> **DATASET EXTRACT**:
━━━━

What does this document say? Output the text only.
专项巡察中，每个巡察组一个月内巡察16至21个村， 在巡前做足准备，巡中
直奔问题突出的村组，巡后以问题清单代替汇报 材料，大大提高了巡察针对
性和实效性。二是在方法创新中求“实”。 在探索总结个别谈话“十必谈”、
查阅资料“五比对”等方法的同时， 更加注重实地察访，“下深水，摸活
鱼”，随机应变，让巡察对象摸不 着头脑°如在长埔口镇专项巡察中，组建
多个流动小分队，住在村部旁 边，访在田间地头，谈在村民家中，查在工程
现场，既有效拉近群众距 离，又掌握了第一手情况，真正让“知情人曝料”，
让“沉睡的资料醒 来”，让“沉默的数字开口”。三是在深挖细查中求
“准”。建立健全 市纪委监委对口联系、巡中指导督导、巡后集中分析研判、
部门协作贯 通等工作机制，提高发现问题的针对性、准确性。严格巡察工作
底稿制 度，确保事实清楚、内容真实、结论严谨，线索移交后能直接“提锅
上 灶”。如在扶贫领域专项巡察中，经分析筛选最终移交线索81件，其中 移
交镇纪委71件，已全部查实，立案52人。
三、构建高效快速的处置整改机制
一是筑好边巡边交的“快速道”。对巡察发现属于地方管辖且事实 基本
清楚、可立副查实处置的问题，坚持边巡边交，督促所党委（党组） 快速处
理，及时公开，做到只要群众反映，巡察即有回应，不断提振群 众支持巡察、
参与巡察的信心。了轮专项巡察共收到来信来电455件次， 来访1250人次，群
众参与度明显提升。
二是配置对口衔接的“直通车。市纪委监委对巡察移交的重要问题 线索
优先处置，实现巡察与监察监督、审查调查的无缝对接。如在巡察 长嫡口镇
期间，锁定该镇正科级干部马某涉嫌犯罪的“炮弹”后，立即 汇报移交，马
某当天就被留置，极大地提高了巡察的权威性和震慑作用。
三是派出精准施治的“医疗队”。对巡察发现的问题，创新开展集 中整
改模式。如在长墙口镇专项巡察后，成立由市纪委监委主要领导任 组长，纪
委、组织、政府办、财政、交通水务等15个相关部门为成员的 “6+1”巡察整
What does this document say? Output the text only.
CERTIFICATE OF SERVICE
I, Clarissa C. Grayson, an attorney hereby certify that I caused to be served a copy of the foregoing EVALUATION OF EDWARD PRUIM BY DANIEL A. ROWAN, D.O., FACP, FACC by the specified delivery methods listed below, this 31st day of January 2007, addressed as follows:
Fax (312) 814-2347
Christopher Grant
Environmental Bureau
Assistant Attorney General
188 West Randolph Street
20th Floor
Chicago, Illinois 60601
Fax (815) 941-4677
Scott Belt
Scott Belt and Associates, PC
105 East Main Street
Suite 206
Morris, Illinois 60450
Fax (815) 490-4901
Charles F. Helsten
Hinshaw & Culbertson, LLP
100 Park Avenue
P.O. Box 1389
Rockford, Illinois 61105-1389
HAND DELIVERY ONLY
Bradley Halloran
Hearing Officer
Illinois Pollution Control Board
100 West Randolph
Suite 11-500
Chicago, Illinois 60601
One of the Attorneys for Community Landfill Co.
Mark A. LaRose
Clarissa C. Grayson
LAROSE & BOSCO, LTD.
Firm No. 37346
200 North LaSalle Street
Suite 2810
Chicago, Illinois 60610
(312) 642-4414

━━━━

> **SHORT PROBLEM**: Gather, from the listing above, every line carrying the word "West".

> **FINAL RESULT**:
188 West Randolph Street
100 West Randolph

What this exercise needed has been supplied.